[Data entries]
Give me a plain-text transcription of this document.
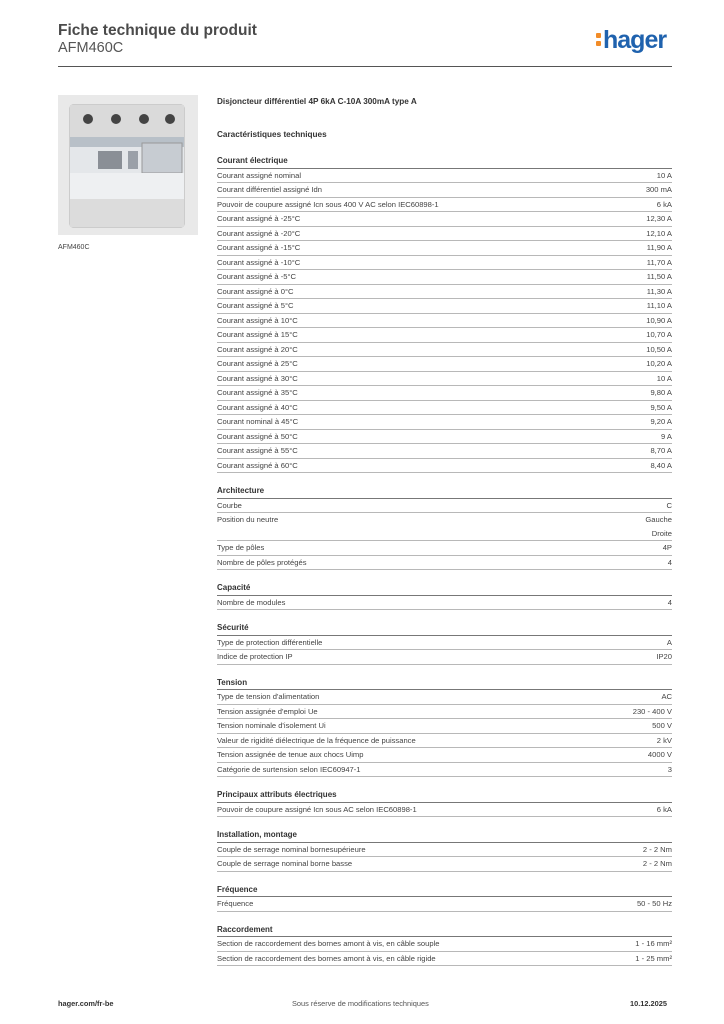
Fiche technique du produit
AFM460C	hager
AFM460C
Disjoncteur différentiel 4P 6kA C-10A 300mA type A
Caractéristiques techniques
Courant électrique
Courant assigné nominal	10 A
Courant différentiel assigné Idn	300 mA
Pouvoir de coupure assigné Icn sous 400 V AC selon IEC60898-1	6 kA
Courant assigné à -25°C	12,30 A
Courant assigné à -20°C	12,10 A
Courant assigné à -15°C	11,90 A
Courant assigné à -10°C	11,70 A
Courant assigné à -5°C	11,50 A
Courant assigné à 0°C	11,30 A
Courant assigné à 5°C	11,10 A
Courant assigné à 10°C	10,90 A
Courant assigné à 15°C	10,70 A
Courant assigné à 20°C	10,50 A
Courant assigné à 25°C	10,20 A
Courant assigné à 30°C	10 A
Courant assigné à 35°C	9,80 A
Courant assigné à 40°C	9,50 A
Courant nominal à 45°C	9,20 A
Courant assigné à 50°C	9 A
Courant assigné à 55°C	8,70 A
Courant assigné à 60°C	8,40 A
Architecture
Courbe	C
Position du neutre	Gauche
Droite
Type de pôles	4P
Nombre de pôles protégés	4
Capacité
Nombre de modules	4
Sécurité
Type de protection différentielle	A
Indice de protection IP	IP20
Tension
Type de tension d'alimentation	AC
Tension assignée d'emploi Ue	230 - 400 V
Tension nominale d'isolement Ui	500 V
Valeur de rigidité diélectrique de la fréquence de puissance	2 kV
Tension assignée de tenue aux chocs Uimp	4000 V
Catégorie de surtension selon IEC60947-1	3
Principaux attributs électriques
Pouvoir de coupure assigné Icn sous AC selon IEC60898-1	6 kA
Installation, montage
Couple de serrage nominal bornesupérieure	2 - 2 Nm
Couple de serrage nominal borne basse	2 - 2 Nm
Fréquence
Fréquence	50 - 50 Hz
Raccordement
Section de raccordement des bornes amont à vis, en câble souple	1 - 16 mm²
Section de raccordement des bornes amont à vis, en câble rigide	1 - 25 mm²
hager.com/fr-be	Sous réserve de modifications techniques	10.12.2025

## DESCRIPTION OF THE TASK
Please write out all of the material above without changing a word, and omit any pictures.

## EXERCISE OUTPUT
Give me a plain-text transcription of this document.
Fiche technique du produit
AFM460C	hager
AFM460C
Disjoncteur différentiel 4P 6kA C-10A 300mA type A
Caractéristiques techniques
Courant électrique
Courant assigné nominal	10 A
Courant différentiel assigné Idn	300 mA
Pouvoir de coupure assigné Icn sous 400 V AC selon IEC60898-1	6 kA
Courant assigné à -25°C	12,30 A
Courant assigné à -20°C	12,10 A
Courant assigné à -15°C	11,90 A
Courant assigné à -10°C	11,70 A
Courant assigné à -5°C	11,50 A
Courant assigné à 0°C	11,30 A
Courant assigné à 5°C	11,10 A
Courant assigné à 10°C	10,90 A
Courant assigné à 15°C	10,70 A
Courant assigné à 20°C	10,50 A
Courant assigné à 25°C	10,20 A
Courant assigné à 30°C	10 A
Courant assigné à 35°C	9,80 A
Courant assigné à 40°C	9,50 A
Courant nominal à 45°C	9,20 A
Courant assigné à 50°C	9 A
Courant assigné à 55°C	8,70 A
Courant assigné à 60°C	8,40 A
Architecture
Courbe	C
Position du neutre	Gauche
Droite
Type de pôles	4P
Nombre de pôles protégés	4
Capacité
Nombre de modules	4
Sécurité
Type de protection différentielle	A
Indice de protection IP	IP20
Tension
Type de tension d'alimentation	AC
Tension assignée d'emploi Ue	230 - 400 V
Tension nominale d'isolement Ui	500 V
Valeur de rigidité diélectrique de la fréquence de puissance	2 kV
Tension assignée de tenue aux chocs Uimp	4000 V
Catégorie de surtension selon IEC60947-1	3
Principaux attributs électriques
Pouvoir de coupure assigné Icn sous AC selon IEC60898-1	6 kA
Installation, montage
Couple de serrage nominal bornesupérieure	2 - 2 Nm
Couple de serrage nominal borne basse	2 - 2 Nm
Fréquence
Fréquence	50 - 50 Hz
Raccordement
Section de raccordement des bornes amont à vis, en câble souple	1 - 16 mm²
Section de raccordement des bornes amont à vis, en câble rigide	1 - 25 mm²
hager.com/fr-be	Sous réserve de modifications techniques	10.12.2025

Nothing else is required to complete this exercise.